### YOUR GOAL
Output the full material exactly as it appears here.

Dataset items
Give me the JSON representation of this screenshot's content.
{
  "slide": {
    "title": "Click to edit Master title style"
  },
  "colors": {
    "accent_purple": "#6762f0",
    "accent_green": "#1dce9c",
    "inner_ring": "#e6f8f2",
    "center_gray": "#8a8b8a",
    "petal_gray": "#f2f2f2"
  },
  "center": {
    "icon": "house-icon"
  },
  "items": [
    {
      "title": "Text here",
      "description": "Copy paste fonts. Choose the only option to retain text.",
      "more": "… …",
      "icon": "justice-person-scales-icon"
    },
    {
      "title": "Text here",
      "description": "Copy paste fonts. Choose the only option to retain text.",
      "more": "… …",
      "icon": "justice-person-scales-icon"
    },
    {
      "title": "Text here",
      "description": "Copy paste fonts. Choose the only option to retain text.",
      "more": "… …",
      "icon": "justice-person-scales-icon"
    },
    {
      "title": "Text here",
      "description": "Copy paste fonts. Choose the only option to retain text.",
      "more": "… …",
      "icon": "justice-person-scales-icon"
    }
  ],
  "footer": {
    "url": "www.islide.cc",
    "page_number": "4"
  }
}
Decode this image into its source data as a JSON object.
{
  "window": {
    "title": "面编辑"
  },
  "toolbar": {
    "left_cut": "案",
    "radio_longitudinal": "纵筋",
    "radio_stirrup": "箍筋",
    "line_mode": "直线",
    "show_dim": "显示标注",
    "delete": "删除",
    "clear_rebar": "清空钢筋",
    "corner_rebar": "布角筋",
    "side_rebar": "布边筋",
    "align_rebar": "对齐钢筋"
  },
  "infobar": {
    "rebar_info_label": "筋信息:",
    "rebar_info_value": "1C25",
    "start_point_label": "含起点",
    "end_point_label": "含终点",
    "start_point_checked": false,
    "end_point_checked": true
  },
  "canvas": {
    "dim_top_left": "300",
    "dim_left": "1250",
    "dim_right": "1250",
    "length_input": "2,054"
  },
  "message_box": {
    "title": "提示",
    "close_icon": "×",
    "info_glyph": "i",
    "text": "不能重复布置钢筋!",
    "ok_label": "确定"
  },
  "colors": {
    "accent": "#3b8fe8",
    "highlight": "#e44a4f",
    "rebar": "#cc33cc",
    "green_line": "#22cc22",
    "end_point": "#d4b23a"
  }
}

### WORKED SOLUTION
Give me the JSON representation of this screenshot's content.
{
  "slide": {
    "title": "Click to edit Master title style"
  },
  "colors": {
    "accent_purple": "#6762f0",
    "accent_green": "#1dce9c",
    "inner_ring": "#e6f8f2",
    "center_gray": "#8a8b8a",
    "petal_gray": "#f2f2f2"
  },
  "center": {
    "icon": "house-icon"
  },
  "items": [
    {
      "title": "Text here",
      "description": "Copy paste fonts. Choose the only option to retain text.",
      "more": "… …",
      "icon": "justice-person-scales-icon"
    },
    {
      "title": "Text here",
      "description": "Copy paste fonts. Choose the only option to retain text.",
      "more": "… …",
      "icon": "justice-person-scales-icon"
    },
    {
      "title": "Text here",
      "description": "Copy paste fonts. Choose the only option to retain text.",
      "more": "… …",
      "icon": "justice-person-scales-icon"
    },
    {
      "title": "Text here",
      "description": "Copy paste fonts. Choose the only option to retain text.",
      "more": "… …",
      "icon": "justice-person-scales-icon"
    }
  ],
  "footer": {
    "url": "www.islide.cc",
    "page_number": "4"
  }
}
Decode this image into its source data as a JSON object.
{
  "window": {
    "title": "面编辑"
  },
  "toolbar": {
    "left_cut": "案",
    "radio_longitudinal": "纵筋",
    "radio_stirrup": "箍筋",
    "line_mode": "直线",
    "show_dim": "显示标注",
    "delete": "删除",
    "clear_rebar": "清空钢筋",
    "corner_rebar": "布角筋",
    "side_rebar": "布边筋",
    "align_rebar": "对齐钢筋"
  },
  "infobar": {
    "rebar_info_label": "筋信息:",
    "rebar_info_value": "1C25",
    "start_point_label": "含起点",
    "end_point_label": "含终点",
    "start_point_checked": false,
    "end_point_checked": true
  },
  "canvas": {
    "dim_top_left": "300",
    "dim_left": "1250",
    "dim_right": "1250",
    "length_input": "2,054"
  },
  "message_box": {
    "title": "提示",
    "close_icon": "×",
    "info_glyph": "i",
    "text": "不能重复布置钢筋!",
    "ok_label": "确定"
  },
  "colors": {
    "accent": "#3b8fe8",
    "highlight": "#e44a4f",
    "rebar": "#cc33cc",
    "green_line": "#22cc22",
    "end_point": "#d4b23a"
  }
}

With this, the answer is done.